"""

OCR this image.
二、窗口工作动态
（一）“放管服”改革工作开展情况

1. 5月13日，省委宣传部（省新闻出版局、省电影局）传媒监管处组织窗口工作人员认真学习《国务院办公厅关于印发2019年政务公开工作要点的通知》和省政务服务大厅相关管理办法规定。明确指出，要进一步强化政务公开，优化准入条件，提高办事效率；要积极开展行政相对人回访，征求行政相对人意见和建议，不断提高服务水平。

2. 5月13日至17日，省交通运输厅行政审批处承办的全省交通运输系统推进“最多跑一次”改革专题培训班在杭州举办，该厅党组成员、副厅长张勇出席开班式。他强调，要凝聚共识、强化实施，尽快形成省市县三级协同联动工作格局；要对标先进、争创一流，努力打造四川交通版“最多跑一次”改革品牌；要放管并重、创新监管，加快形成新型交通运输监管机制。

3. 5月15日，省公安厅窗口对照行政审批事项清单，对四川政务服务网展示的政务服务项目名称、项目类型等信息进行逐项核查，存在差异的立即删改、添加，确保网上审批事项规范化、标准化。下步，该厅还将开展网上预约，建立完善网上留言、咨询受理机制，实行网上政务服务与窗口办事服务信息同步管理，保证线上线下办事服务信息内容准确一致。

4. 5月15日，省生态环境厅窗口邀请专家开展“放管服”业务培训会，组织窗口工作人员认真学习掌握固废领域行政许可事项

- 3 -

"""
"""

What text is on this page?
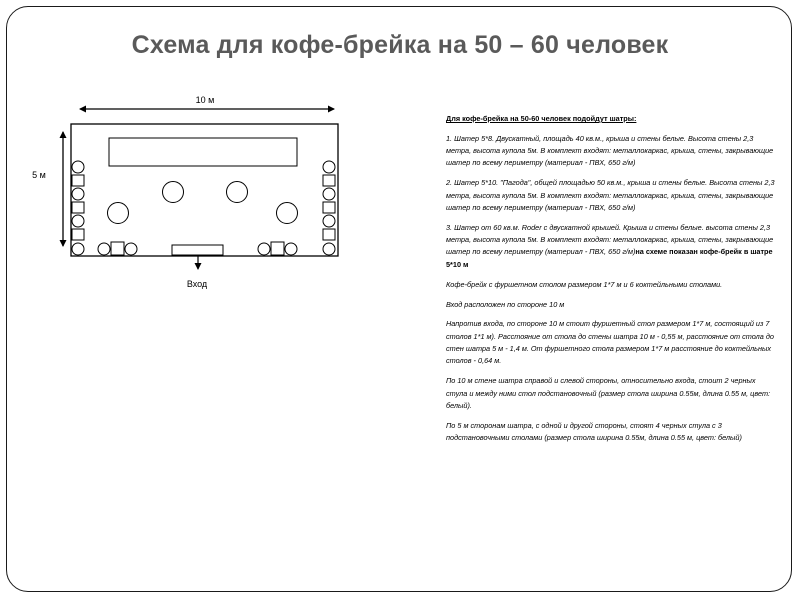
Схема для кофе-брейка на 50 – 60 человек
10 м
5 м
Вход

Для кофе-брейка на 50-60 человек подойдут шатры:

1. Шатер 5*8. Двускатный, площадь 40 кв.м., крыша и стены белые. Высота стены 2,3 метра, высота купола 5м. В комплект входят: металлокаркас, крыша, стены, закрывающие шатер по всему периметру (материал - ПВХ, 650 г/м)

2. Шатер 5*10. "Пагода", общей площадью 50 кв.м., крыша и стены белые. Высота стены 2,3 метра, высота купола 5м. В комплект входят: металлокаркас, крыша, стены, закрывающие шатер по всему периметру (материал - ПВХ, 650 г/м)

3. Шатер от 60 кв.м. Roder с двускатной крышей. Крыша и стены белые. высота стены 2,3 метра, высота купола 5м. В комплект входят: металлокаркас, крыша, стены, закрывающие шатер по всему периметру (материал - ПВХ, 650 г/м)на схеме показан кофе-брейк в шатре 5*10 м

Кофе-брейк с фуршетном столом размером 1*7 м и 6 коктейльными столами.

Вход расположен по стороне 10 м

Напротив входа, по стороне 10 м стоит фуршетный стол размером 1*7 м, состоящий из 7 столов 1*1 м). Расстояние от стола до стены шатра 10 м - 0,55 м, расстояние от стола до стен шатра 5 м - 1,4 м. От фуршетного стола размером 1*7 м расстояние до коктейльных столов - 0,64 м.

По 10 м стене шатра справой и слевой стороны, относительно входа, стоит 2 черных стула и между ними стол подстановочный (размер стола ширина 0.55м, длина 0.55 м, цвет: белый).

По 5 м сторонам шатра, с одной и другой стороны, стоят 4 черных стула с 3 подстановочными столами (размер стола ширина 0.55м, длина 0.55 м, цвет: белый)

"""

EXERCISE PROMPT: Out of the records, collect only those lines that contain the string "стороне".

CORRECT RESULT:
Вход расположен по стороне 10 м
Напротив входа, по стороне 10 м стоит фуршетный стол размером 1*7 м, состоящий из 7 столов 1*1 м). Расстояние от стола до стены шатра 10 м - 0,55 м, расстояние от стола до стен шатра 5 м - 1,4 м. От фуршетного стола размером 1*7 м расстояние до коктейльных столов - 0,64 м.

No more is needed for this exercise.